Objective:
Determine the number of lines that have the string "structured" in them, and give only that number.

Stored data:
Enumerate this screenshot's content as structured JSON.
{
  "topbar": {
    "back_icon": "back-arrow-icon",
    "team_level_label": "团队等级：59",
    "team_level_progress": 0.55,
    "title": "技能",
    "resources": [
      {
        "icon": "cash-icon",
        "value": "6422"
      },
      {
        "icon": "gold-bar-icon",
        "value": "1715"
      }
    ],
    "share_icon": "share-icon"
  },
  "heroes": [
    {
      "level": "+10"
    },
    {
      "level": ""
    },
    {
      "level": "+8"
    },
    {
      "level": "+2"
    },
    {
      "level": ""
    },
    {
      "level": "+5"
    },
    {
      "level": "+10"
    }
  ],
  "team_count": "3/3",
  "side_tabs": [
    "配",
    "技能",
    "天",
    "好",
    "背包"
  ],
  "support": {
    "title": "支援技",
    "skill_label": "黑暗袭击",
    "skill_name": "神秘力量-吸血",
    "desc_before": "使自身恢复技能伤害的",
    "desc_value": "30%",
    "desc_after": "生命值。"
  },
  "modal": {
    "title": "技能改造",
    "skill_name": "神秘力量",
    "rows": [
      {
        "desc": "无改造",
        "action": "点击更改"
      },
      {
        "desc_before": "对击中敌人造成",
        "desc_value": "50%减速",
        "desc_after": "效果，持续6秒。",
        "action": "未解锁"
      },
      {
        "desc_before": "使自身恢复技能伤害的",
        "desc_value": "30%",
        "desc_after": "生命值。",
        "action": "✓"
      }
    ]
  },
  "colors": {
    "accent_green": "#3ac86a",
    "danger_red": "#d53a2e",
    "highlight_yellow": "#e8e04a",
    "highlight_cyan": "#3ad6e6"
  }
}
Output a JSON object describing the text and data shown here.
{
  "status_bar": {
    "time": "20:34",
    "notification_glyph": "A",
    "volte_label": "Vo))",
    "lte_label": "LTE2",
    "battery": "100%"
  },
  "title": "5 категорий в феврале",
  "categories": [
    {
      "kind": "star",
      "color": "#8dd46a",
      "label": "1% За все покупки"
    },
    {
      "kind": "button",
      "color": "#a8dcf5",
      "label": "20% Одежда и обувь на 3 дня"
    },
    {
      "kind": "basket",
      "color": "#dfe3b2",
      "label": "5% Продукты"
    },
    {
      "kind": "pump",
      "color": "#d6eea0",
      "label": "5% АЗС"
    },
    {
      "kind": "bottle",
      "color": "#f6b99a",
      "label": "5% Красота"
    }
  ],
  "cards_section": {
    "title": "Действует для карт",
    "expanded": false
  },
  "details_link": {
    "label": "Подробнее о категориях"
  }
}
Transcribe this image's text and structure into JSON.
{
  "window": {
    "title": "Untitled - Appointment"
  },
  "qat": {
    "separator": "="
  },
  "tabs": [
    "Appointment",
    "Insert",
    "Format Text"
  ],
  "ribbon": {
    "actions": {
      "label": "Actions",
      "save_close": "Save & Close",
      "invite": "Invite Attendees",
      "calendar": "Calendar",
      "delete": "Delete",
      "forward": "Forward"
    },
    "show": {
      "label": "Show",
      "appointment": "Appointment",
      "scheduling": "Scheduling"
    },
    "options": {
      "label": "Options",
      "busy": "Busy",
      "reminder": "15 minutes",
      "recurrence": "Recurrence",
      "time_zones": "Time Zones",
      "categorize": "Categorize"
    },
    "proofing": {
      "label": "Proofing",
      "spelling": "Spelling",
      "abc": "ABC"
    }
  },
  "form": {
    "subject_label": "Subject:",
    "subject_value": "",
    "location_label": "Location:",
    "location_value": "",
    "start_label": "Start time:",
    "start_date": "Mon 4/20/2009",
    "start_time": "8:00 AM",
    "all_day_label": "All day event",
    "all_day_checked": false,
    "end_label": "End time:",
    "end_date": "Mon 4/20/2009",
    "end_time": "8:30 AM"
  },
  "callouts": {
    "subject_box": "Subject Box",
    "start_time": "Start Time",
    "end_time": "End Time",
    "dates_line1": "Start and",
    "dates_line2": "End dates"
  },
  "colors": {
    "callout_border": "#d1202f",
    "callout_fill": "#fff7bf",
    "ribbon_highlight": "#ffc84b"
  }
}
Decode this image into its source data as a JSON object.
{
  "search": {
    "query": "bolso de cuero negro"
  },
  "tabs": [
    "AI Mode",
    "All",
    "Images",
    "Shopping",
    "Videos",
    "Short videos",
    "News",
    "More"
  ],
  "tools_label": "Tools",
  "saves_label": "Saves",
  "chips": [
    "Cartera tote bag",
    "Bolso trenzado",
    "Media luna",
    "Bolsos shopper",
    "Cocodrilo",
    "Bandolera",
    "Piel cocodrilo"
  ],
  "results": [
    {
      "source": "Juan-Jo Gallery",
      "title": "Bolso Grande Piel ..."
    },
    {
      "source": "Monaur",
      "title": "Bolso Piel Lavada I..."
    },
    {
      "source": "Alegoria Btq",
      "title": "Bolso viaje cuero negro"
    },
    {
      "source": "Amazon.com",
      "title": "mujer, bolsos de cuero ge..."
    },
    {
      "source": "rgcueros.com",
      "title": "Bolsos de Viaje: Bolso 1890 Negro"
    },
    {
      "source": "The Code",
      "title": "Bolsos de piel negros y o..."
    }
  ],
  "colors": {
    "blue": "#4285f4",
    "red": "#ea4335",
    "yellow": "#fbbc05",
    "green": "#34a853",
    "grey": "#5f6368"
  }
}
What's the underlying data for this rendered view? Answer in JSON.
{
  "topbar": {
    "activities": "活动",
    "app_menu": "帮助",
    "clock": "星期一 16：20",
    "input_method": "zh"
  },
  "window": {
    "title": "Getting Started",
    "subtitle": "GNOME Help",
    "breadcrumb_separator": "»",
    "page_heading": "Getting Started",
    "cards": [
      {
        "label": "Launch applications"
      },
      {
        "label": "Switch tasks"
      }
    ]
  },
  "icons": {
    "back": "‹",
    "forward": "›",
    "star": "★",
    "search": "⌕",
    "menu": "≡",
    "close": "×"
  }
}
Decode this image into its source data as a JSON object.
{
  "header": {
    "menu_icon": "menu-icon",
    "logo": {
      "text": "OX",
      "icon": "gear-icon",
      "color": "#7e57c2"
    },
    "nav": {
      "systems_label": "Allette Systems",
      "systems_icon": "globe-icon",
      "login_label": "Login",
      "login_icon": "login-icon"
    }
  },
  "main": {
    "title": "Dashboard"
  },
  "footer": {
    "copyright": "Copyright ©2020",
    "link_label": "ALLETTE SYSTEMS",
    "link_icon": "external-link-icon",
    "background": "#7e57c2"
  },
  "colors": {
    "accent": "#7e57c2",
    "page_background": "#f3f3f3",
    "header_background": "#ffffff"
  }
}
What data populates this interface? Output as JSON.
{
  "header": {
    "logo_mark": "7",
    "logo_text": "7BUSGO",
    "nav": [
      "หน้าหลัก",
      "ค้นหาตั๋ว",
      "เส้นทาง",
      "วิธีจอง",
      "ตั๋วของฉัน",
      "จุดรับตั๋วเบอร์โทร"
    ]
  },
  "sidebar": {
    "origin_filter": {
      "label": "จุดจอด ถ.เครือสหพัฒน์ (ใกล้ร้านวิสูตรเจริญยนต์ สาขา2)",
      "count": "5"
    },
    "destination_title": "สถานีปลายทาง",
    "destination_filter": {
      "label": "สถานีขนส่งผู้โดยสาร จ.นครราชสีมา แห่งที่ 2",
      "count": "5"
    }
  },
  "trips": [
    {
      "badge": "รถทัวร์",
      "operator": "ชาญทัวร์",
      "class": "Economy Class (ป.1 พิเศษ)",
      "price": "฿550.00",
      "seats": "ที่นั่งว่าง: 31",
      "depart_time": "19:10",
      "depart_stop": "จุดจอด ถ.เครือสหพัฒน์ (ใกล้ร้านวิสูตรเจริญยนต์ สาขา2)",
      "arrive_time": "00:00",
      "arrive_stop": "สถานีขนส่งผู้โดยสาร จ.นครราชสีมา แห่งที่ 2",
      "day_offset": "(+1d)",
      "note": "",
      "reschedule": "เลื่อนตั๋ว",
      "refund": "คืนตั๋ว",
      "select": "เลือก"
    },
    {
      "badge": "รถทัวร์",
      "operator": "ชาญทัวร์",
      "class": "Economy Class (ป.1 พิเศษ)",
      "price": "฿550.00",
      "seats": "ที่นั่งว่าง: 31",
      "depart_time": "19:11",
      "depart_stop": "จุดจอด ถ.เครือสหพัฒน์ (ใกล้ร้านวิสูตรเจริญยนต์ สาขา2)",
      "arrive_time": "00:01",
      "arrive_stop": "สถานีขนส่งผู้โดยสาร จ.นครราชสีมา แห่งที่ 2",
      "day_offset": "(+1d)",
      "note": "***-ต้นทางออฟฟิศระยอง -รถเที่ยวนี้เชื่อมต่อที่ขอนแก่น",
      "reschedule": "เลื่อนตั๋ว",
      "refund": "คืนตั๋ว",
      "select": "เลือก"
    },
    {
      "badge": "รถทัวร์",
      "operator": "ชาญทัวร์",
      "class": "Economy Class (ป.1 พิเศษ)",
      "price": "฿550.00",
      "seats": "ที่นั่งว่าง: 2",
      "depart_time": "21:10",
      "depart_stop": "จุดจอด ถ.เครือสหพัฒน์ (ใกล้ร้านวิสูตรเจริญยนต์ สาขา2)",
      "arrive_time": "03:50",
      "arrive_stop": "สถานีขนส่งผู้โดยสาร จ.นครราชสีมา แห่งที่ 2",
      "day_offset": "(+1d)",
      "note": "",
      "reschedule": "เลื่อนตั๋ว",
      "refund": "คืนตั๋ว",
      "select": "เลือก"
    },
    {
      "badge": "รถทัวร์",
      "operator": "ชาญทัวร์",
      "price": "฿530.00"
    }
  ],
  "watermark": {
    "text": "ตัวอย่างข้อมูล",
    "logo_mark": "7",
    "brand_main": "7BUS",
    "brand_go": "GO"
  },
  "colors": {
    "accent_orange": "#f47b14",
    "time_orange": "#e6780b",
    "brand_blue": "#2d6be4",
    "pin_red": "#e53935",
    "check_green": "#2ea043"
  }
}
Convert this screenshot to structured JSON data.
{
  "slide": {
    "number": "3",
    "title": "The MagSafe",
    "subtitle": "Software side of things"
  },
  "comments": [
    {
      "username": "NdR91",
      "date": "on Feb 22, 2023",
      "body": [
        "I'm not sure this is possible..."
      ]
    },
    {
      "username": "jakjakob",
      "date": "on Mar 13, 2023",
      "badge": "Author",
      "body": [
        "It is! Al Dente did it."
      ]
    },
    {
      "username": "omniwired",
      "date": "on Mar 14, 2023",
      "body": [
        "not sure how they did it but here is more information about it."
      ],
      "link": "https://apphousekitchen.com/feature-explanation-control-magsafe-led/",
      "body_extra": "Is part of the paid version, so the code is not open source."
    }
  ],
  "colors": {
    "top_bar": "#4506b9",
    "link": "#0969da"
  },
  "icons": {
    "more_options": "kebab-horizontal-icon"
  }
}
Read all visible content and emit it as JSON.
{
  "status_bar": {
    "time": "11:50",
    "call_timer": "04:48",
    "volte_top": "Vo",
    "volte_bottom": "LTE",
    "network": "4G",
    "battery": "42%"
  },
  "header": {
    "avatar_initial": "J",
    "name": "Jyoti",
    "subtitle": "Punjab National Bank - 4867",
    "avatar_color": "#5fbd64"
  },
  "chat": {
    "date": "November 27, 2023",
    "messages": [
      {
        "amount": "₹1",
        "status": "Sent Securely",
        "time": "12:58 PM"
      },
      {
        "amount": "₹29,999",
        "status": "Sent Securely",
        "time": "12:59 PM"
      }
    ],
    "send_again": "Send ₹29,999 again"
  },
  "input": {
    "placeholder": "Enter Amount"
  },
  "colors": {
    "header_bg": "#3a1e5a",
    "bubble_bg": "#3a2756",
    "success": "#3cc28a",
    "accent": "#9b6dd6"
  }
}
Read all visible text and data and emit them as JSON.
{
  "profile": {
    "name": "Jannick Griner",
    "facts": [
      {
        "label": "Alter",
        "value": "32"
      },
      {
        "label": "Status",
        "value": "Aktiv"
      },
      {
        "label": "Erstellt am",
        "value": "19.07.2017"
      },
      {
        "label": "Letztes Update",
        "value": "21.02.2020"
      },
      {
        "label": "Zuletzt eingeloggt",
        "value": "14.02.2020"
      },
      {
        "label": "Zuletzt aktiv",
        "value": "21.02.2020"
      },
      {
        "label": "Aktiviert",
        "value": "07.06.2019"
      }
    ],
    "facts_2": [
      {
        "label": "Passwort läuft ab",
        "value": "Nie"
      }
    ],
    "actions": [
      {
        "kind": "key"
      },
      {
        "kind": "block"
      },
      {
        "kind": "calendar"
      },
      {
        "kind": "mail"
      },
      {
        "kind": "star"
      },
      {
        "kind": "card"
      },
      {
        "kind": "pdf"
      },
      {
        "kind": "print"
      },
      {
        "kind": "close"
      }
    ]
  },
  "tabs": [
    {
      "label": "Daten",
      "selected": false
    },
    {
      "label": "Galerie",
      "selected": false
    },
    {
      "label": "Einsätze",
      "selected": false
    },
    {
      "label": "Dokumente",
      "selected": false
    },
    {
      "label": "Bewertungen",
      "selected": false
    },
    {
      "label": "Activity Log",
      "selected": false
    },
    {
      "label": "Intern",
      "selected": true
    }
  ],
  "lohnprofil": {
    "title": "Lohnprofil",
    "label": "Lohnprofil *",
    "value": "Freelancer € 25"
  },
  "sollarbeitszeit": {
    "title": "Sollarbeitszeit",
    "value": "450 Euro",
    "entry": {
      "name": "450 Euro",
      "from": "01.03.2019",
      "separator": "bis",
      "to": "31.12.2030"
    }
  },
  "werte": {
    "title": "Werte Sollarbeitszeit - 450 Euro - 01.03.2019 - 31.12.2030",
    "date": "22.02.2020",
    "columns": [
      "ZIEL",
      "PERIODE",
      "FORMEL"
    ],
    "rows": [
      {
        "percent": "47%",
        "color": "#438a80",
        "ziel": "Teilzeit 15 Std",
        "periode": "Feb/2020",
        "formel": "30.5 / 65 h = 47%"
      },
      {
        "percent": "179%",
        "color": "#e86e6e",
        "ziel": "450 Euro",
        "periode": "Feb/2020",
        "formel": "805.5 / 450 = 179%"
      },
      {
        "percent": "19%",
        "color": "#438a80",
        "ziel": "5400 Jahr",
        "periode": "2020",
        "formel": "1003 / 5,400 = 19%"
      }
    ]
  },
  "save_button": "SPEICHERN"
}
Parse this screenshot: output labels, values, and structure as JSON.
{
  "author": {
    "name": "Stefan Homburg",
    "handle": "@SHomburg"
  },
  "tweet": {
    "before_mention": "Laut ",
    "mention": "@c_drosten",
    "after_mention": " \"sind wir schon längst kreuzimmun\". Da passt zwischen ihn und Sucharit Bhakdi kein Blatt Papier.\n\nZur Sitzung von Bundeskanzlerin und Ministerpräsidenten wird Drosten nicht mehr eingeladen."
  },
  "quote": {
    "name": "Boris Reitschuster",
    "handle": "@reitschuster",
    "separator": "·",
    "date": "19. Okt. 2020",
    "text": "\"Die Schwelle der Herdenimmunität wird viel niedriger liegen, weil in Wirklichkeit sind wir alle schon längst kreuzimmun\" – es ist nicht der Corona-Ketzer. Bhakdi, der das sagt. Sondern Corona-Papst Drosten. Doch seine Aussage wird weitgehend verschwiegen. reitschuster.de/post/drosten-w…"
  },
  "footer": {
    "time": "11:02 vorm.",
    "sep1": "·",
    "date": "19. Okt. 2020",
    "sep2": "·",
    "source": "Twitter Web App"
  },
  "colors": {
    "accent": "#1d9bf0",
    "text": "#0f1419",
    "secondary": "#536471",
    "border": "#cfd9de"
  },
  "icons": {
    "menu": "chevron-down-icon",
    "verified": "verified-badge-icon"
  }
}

Result for this task:
2